Written problem
Check every line of the entries for "fraud", and copy the lines that hold it.

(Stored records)
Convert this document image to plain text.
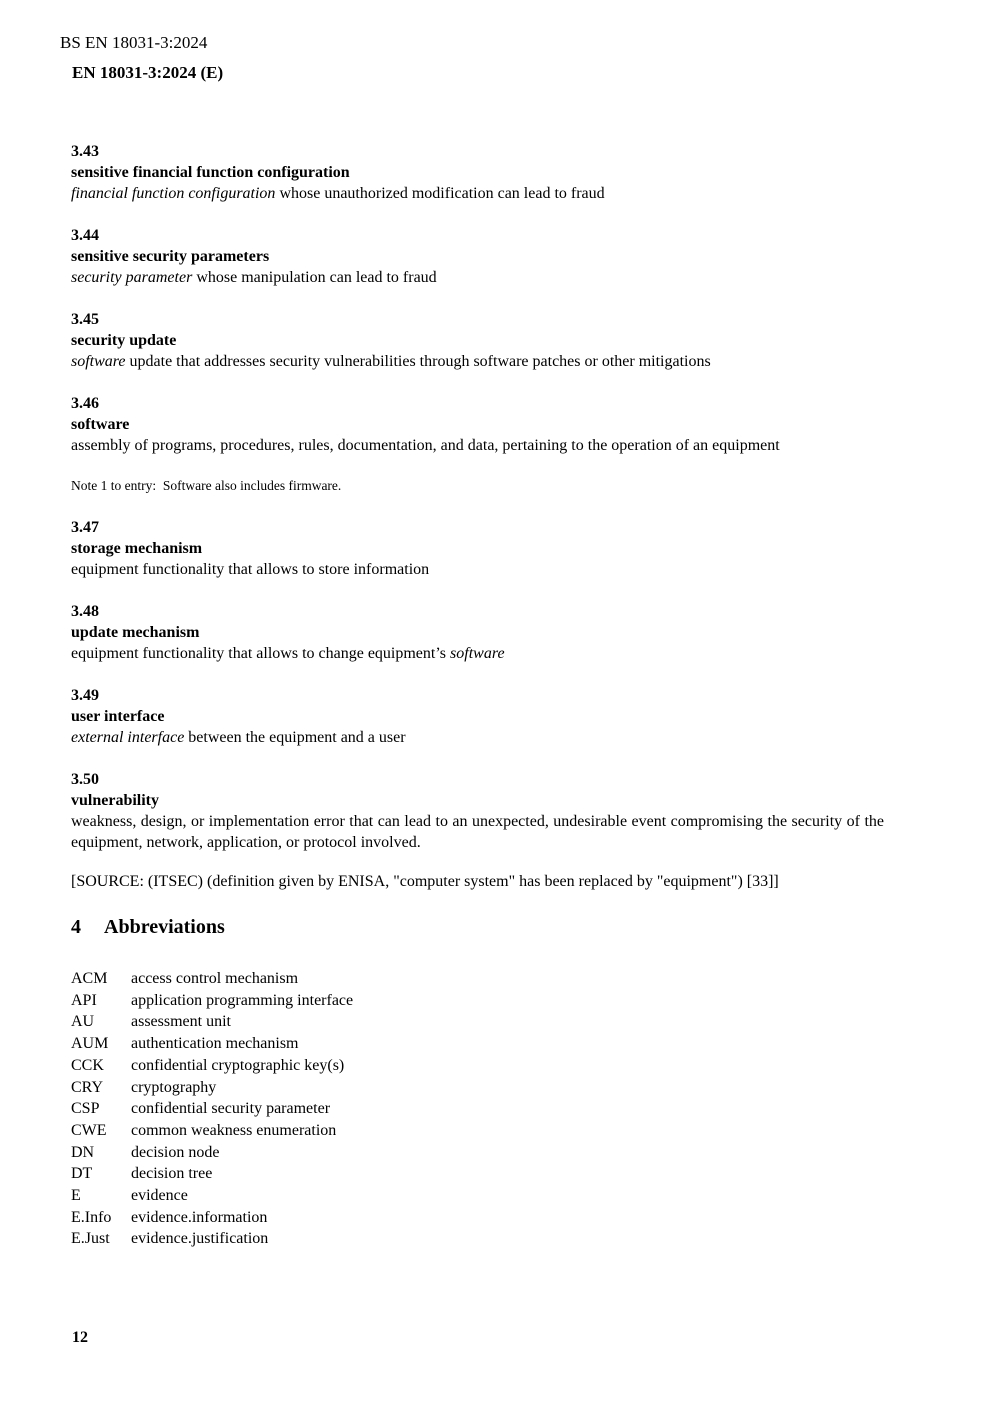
BS EN 18031-3:2024
EN 18031-3:2024 (E)

3.43

sensitive financial function configuration

financial function configuration whose unauthorized modification can lead to fraud

3.44

sensitive security parameters

security parameter whose manipulation can lead to fraud

3.45

security update

software update that addresses security vulnerabilities through software patches or other mitigations

3.46

software

assembly of programs, procedures, rules, documentation, and data, pertaining to the operation of an equipment

Note 1 to entry:  Software also includes firmware.

3.47

storage mechanism

equipment functionality that allows to store information

3.48

update mechanism

equipment functionality that allows to change equipment’s software

3.49

user interface

external interface between the equipment and a user

3.50

vulnerability

weakness, design, or implementation error that can lead to an unexpected, undesirable event compromising the security of the equipment, network, application, or protocol involved.

[SOURCE: (ITSEC) (definition given by ENISA, "computer system" has been replaced by "equipment") [33]]

4 Abbreviations
ACM	access control mechanism
API	application programming interface
AU	assessment unit
AUM	authentication mechanism
CCK	confidential cryptographic key(s)
CRY	cryptography
CSP	confidential security parameter
CWE	common weakness enumeration
DN	decision node
DT	decision tree
E	evidence
E.Info	evidence.information
E.Just	evidence.justification
12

The result
financial function configuration whose unauthorized modification can lead to fraud
security parameter whose manipulation can lead to fraud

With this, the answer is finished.